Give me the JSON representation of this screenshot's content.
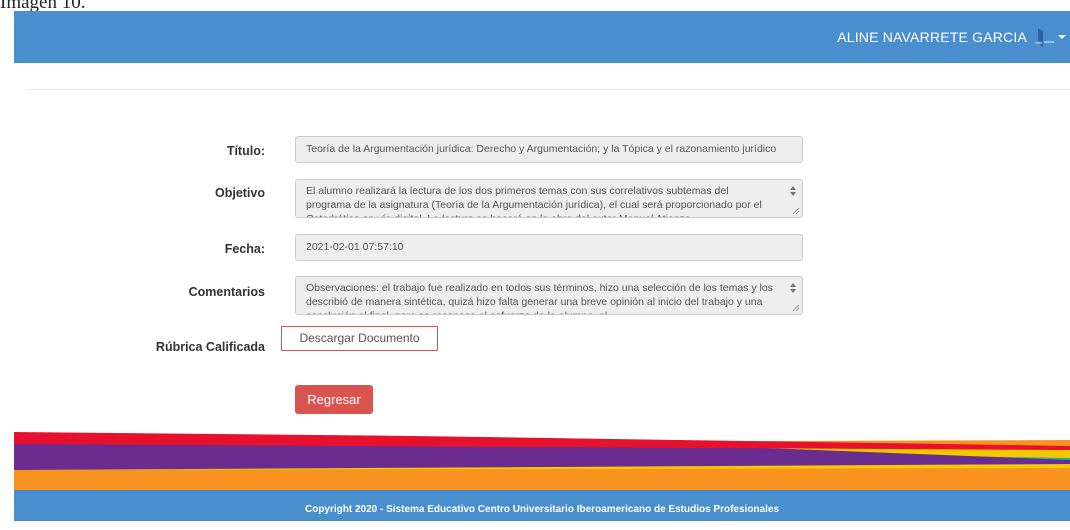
{
  "caption": "Imagen 10.",
  "header": {
    "user_name": "ALINE NAVARRETE GARCIA",
    "logo_icon": "university-logo-icon",
    "caret_icon": "caret-down-icon"
  },
  "form": {
    "titulo": {
      "label": "Título:",
      "value": "Teoría de la Argumentación jurídica: Derecho y Argumentación; y la Tópica y el razonamiento jurídico"
    },
    "objetivo": {
      "label": "Objetivo",
      "value": "El alumno realizará la lectura de los dos primeros temas con sus correlativos subtemas del programa de la asignatura (Teoría de la Argumentación jurídica), el cual será proporcionado por el Catedrático en vía digital. La lectura se basará en la obra del autor Manuel Atienza"
    },
    "fecha": {
      "label": "Fecha:",
      "value": "2021-02-01 07:57:10"
    },
    "comentarios": {
      "label": "Comentarios",
      "value": "Observaciones: el trabajo fue realizado en todos sus términos, hizo una selección de los temas y los describió de manera sintética, quizá hizo falta generar una breve opinión al inicio del trabajo y una conclusión al final, pero se reconoce el esfuerzo de la alumna, el"
    },
    "rubrica": {
      "label": "Rúbrica Calificada",
      "link_text": "Descargar Documento"
    },
    "back_button": "Regresar"
  },
  "footer": {
    "copyright": "Copyright 2020 - Sistema Educativo Centro Universitario Iberoamericano de Estudios Profesionales"
  },
  "colors": {
    "primary": "#4a8fcd",
    "danger": "#d9534f",
    "band_red": "#e8112d",
    "band_purple": "#6a2c8e",
    "band_orange": "#f7931e",
    "band_yellow": "#f5c800",
    "band_teal": "#14b2a5"
  }
}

-*-*-

## To do
Restate the data above word for word. Do not include the images.

## Finished exercise
Give me the JSON representation of this screenshot's content.
{
  "caption": "Imagen 10.",
  "header": {
    "user_name": "ALINE NAVARRETE GARCIA",
    "logo_icon": "university-logo-icon",
    "caret_icon": "caret-down-icon"
  },
  "form": {
    "titulo": {
      "label": "Título:",
      "value": "Teoría de la Argumentación jurídica: Derecho y Argumentación; y la Tópica y el razonamiento jurídico"
    },
    "objetivo": {
      "label": "Objetivo",
      "value": "El alumno realizará la lectura de los dos primeros temas con sus correlativos subtemas del programa de la asignatura (Teoría de la Argumentación jurídica), el cual será proporcionado por el Catedrático en vía digital. La lectura se basará en la obra del autor Manuel Atienza"
    },
    "fecha": {
      "label": "Fecha:",
      "value": "2021-02-01 07:57:10"
    },
    "comentarios": {
      "label": "Comentarios",
      "value": "Observaciones: el trabajo fue realizado en todos sus términos, hizo una selección de los temas y los describió de manera sintética, quizá hizo falta generar una breve opinión al inicio del trabajo y una conclusión al final, pero se reconoce el esfuerzo de la alumna, el"
    },
    "rubrica": {
      "label": "Rúbrica Calificada",
      "link_text": "Descargar Documento"
    },
    "back_button": "Regresar"
  },
  "footer": {
    "copyright": "Copyright 2020 - Sistema Educativo Centro Universitario Iberoamericano de Estudios Profesionales"
  },
  "colors": {
    "primary": "#4a8fcd",
    "danger": "#d9534f",
    "band_red": "#e8112d",
    "band_purple": "#6a2c8e",
    "band_orange": "#f7931e",
    "band_yellow": "#f5c800",
    "band_teal": "#14b2a5"
  }
}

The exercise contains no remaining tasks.